START Record set
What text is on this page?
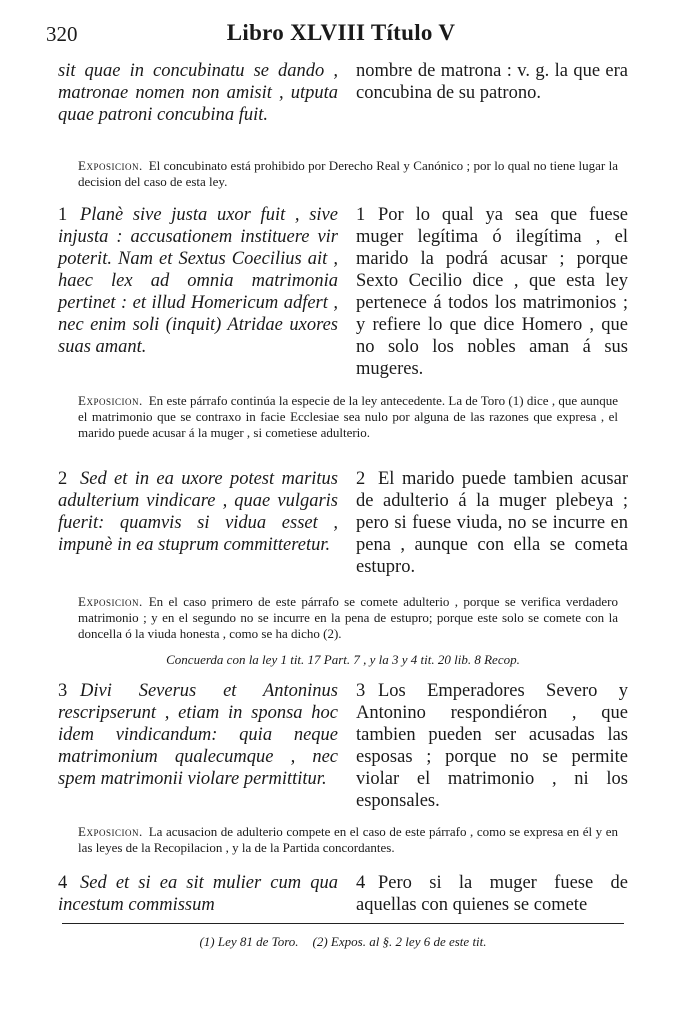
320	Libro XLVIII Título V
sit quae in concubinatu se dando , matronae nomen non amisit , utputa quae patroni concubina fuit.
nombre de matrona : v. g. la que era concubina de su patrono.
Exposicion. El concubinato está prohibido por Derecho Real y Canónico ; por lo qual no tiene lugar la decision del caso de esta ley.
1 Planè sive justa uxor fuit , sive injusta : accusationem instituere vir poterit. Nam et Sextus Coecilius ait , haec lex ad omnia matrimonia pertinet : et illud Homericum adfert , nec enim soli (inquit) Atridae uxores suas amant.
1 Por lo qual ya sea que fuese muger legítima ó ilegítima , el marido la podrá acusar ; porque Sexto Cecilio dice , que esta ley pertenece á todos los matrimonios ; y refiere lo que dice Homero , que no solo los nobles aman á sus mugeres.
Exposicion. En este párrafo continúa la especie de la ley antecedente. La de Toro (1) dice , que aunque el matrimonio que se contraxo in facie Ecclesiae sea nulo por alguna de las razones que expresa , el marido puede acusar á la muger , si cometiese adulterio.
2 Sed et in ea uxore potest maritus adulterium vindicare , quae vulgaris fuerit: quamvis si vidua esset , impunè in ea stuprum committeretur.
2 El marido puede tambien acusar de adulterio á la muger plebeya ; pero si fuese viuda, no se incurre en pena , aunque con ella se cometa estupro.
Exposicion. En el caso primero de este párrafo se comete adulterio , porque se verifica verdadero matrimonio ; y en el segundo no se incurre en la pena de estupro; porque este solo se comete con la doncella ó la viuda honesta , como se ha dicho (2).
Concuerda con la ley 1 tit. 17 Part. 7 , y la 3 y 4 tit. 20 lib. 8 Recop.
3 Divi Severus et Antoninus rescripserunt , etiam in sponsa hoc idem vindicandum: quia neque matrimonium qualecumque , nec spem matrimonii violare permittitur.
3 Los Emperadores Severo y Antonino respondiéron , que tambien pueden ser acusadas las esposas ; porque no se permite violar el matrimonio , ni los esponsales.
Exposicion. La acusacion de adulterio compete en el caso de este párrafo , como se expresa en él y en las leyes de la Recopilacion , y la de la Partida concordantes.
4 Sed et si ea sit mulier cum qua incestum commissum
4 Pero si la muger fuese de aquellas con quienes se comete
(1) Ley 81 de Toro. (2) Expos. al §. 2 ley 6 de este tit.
END Record set
START Record set
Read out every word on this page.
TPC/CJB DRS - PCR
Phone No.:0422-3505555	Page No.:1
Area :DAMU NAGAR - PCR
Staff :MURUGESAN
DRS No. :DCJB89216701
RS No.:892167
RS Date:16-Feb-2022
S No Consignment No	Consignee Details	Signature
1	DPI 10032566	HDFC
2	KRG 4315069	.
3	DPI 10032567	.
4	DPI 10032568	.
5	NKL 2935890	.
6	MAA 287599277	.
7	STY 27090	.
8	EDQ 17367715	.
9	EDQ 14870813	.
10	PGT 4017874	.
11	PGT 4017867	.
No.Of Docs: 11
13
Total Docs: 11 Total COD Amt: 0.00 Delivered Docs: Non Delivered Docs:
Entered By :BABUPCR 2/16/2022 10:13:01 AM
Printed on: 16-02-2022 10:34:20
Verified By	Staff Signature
END Record set
Show, from the material above, each line that includes the string "pena".

- _Task answer_
2 El marido puede tambien acusar de adulterio á la muger plebeya ; pero si fuese viuda, no se incurre en pena , aunque con ella se cometa estupro.
Exposicion. En el caso primero de este párrafo se comete adulterio , porque se verifica verdadero matrimonio ; y en el segundo no se incurre en la pena de estupro; porque este solo se comete con la doncella ó la viuda honesta , como se ha dicho (2).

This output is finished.